> **WHAT TO PRODUCE**
Below are the records. Count the lines containing the string "early", and reply with the number alone.
——
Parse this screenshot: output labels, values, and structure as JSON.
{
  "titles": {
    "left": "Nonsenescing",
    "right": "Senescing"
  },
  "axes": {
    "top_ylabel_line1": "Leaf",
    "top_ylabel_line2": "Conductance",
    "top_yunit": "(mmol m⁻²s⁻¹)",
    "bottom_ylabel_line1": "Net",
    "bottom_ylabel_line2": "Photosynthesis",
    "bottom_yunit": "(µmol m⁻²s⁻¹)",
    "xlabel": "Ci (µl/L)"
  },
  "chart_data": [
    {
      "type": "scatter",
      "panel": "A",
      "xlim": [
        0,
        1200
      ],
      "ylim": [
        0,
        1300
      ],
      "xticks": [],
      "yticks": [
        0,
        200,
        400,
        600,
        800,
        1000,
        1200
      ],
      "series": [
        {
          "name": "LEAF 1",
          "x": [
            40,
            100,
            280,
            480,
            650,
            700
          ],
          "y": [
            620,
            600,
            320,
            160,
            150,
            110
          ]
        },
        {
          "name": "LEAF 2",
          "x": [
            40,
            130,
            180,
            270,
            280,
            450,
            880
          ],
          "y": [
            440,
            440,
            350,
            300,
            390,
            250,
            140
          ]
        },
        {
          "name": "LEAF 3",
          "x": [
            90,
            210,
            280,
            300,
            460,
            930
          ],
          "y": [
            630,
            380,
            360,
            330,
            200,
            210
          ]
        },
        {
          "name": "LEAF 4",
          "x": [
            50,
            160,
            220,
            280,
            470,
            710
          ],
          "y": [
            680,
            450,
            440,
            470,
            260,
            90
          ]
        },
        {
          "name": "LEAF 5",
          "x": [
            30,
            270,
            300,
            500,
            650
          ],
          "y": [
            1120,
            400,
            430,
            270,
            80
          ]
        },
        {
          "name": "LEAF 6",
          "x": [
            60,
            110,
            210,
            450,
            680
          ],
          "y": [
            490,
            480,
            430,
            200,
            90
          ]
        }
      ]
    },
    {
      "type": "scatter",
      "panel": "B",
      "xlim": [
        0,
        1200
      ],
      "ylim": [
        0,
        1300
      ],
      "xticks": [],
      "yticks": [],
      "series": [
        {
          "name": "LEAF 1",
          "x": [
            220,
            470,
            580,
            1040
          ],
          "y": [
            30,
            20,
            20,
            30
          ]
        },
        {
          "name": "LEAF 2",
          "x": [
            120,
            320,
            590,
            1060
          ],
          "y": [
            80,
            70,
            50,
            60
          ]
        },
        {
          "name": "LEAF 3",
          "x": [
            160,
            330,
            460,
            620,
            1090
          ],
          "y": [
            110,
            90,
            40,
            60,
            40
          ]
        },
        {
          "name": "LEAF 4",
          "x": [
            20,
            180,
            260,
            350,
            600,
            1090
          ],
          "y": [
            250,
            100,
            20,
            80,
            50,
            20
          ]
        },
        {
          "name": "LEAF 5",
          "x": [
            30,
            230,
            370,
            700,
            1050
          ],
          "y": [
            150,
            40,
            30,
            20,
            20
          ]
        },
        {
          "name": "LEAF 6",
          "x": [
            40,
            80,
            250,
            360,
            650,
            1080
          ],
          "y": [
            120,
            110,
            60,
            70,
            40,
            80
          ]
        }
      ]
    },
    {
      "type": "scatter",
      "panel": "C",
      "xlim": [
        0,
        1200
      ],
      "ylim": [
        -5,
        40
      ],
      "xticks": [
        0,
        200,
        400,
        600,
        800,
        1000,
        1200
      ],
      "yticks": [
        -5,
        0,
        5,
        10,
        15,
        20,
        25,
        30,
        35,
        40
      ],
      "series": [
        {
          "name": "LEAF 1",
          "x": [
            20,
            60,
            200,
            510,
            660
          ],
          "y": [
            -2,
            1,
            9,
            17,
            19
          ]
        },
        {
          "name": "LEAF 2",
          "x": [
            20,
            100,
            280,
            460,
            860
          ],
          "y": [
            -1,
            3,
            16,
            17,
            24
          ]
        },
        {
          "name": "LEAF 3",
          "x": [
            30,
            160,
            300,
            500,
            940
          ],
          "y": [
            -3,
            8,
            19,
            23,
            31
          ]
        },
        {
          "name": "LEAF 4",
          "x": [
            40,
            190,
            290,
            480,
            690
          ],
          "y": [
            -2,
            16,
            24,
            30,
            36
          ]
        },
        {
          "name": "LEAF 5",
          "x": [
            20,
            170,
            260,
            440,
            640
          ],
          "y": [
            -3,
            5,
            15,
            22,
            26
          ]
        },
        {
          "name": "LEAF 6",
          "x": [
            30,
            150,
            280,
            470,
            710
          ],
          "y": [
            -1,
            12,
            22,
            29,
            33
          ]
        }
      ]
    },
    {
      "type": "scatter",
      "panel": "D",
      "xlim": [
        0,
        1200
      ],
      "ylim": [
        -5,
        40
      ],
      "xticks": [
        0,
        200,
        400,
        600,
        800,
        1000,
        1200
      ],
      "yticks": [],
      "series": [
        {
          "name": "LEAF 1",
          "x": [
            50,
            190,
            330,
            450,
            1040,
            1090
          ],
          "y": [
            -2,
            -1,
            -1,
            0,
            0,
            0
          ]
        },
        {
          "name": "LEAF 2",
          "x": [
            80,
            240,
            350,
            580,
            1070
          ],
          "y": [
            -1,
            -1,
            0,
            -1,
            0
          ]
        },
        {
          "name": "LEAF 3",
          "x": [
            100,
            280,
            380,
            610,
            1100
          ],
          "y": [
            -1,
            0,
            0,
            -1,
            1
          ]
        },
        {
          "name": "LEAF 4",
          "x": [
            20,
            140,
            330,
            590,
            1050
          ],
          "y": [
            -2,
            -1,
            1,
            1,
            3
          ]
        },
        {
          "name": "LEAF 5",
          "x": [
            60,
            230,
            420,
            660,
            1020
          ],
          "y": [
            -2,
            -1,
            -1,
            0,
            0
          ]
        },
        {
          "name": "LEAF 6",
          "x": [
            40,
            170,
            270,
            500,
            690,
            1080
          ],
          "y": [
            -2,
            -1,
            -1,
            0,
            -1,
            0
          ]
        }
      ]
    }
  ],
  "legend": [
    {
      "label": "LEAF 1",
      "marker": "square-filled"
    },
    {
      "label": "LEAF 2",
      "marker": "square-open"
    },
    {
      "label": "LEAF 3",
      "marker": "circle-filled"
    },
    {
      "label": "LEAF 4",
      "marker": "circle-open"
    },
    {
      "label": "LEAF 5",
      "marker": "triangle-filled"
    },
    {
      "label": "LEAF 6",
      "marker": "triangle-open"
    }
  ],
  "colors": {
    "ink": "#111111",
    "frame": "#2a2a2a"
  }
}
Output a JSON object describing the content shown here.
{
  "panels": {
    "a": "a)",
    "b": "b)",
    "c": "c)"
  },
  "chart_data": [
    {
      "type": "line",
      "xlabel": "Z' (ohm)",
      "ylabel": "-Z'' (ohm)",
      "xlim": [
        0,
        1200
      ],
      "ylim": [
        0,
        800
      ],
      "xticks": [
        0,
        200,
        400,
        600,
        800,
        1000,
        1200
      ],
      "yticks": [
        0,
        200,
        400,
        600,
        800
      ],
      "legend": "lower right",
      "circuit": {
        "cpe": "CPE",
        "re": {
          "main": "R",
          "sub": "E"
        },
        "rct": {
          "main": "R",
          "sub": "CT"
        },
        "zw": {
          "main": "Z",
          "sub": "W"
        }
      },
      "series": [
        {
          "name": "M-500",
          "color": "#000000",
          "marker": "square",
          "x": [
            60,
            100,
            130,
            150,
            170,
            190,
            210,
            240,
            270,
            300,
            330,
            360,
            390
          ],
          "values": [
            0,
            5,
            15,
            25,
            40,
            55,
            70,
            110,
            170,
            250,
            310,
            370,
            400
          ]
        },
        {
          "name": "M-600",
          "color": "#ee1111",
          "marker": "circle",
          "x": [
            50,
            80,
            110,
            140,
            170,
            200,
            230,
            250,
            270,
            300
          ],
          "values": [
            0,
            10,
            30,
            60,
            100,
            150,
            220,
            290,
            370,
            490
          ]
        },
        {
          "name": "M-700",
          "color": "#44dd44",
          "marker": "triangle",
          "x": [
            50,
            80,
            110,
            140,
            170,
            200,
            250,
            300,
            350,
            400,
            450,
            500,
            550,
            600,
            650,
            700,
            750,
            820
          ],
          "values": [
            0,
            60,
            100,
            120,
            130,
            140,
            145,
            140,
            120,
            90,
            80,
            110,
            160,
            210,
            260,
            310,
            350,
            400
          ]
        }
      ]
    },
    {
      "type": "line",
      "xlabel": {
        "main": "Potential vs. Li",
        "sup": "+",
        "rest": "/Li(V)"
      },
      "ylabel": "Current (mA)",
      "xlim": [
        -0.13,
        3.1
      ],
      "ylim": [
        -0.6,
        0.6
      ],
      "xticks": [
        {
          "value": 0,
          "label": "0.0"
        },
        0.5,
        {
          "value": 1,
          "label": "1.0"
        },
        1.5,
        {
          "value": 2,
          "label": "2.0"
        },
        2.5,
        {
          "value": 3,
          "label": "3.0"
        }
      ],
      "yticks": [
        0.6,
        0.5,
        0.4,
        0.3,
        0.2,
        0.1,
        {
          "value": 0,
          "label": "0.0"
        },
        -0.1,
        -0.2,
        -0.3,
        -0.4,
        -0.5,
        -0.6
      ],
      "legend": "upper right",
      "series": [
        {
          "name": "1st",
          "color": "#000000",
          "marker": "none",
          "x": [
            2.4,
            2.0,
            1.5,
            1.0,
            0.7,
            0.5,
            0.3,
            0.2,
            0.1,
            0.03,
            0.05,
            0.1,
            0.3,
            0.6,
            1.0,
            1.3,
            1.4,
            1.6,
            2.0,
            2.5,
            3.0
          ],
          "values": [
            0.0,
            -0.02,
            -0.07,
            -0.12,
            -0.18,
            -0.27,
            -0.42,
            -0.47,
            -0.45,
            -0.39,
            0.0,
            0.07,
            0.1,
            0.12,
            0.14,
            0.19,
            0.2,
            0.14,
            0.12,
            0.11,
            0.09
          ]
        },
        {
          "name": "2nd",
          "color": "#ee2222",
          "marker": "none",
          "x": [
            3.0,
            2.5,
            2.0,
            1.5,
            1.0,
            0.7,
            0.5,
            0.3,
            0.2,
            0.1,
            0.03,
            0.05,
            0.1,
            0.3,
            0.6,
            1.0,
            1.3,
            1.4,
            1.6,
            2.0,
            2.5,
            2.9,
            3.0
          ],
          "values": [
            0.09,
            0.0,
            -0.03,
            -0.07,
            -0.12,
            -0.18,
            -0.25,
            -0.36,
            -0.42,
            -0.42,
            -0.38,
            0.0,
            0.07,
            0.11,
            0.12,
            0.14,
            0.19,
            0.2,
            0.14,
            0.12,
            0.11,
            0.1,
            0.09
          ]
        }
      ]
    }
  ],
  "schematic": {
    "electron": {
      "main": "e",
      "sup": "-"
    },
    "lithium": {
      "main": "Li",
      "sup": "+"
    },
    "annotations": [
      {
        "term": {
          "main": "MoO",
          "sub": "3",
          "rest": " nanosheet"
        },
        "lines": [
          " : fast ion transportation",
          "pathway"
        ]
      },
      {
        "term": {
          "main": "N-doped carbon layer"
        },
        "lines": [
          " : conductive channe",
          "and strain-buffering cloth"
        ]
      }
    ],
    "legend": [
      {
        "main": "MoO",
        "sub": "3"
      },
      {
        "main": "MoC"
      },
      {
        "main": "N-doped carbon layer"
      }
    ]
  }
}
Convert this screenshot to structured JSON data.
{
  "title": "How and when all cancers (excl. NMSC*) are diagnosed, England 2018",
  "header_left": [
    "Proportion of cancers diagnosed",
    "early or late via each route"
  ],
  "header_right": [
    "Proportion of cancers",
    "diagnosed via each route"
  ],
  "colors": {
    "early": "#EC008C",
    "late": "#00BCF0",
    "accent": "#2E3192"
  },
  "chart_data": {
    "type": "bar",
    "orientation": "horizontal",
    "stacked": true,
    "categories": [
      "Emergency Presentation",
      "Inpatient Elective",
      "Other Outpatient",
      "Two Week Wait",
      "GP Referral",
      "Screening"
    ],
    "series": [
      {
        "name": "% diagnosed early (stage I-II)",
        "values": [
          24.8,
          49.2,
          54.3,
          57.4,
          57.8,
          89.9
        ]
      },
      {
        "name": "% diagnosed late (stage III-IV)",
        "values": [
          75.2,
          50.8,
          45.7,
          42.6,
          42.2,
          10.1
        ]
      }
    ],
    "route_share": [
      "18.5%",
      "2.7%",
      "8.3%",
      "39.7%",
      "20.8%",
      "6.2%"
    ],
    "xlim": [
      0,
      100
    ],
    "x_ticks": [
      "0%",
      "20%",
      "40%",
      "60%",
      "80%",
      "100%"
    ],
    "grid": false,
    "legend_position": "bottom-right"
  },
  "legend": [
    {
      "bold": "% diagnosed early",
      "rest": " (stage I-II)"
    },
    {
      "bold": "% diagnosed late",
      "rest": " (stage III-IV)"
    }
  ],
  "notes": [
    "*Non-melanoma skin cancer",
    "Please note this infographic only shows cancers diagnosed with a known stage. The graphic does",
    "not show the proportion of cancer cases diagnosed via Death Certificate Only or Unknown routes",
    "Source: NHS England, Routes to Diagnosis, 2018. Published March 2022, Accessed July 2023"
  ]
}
——
> **TASK RESPONSE**
4